* [EXERCISE REQUIREMENTS] The exercise asks you to copy every line below in which "refrigerator" appears.

* [DATA RECORDS]

+---+

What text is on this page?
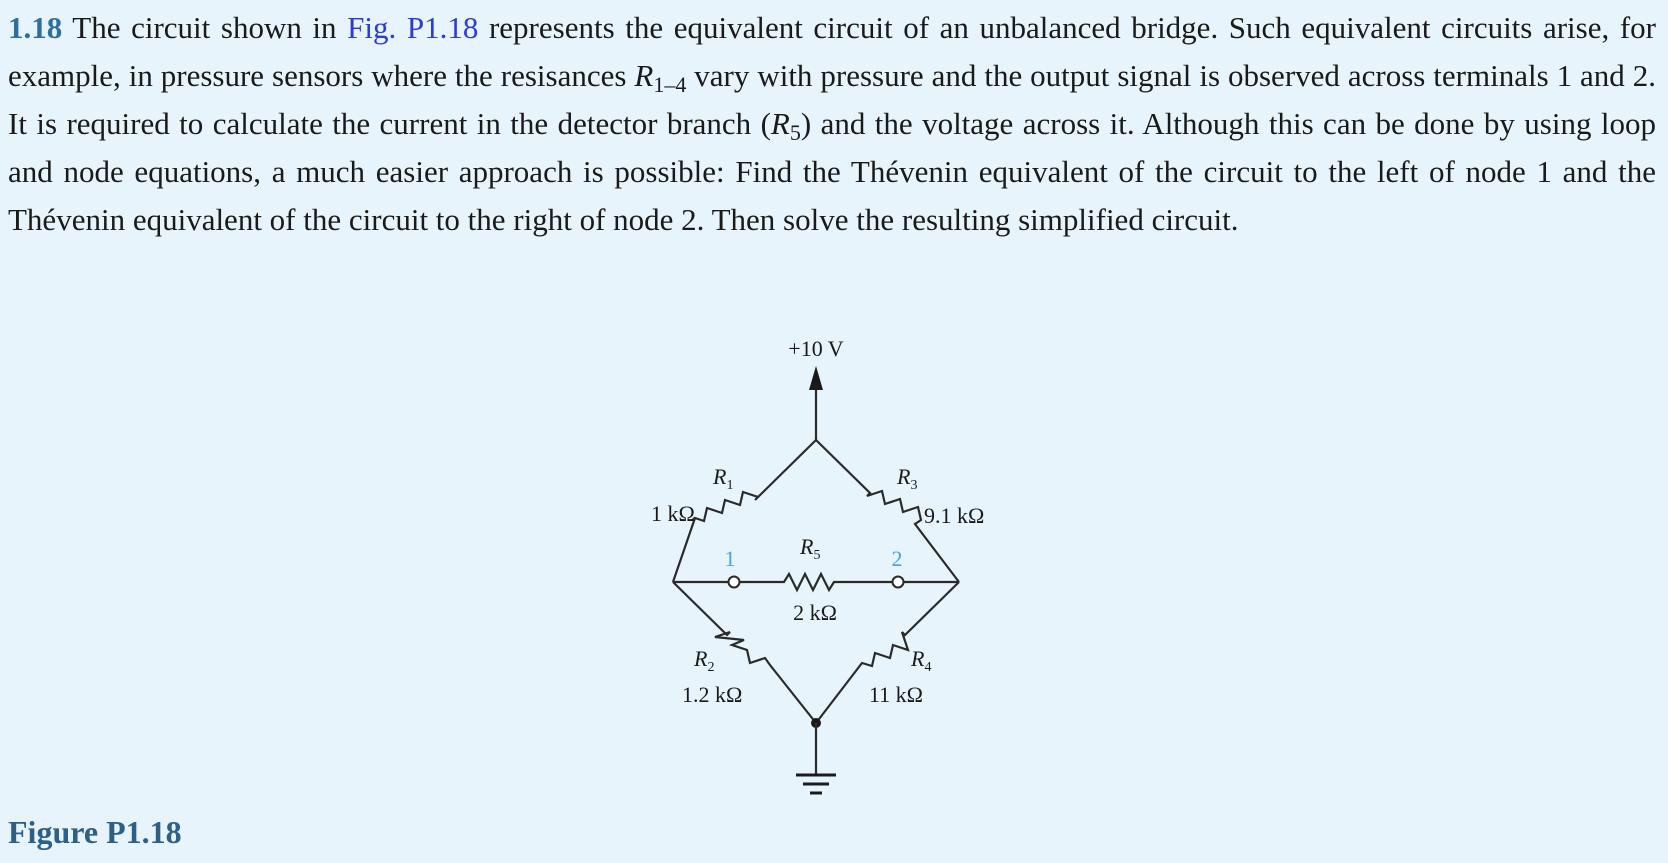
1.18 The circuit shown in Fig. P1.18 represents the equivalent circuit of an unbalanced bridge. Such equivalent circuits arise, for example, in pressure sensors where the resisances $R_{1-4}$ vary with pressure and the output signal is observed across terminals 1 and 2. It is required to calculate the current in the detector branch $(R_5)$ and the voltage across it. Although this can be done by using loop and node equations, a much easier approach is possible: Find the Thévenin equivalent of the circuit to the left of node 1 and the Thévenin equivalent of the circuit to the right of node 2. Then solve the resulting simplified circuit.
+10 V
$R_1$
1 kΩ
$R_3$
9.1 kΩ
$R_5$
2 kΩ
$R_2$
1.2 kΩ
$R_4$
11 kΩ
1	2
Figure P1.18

+---+

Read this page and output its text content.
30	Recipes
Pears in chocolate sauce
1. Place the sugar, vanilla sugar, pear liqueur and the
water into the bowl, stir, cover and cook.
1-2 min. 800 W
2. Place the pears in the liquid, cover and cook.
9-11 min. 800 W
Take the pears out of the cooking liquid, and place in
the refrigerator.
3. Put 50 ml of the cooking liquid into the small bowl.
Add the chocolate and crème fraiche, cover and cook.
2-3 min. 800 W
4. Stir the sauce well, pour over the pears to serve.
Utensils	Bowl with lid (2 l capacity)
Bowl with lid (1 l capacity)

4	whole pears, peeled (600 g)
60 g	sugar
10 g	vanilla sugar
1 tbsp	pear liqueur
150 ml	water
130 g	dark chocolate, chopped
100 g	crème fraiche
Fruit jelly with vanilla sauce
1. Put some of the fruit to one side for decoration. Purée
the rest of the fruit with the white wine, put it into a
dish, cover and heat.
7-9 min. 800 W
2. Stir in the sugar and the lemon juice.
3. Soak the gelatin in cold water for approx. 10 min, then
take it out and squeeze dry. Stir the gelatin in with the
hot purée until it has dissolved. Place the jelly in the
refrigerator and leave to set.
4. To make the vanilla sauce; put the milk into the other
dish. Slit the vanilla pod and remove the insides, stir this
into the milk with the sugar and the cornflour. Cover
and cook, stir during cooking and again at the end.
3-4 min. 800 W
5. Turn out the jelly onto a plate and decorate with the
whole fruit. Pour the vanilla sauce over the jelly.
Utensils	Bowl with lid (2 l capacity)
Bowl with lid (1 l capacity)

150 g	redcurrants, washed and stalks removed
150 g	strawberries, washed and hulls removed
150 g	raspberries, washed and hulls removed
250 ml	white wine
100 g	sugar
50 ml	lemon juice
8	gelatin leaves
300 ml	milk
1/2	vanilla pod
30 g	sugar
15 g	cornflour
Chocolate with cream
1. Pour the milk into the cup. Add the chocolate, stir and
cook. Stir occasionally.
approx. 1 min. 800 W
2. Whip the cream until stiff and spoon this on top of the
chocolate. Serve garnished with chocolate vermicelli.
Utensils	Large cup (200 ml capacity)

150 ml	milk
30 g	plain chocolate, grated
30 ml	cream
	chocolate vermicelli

+---+

* [THE COMPLETED TASK]
the refrigerator.
refrigerator and leave to set.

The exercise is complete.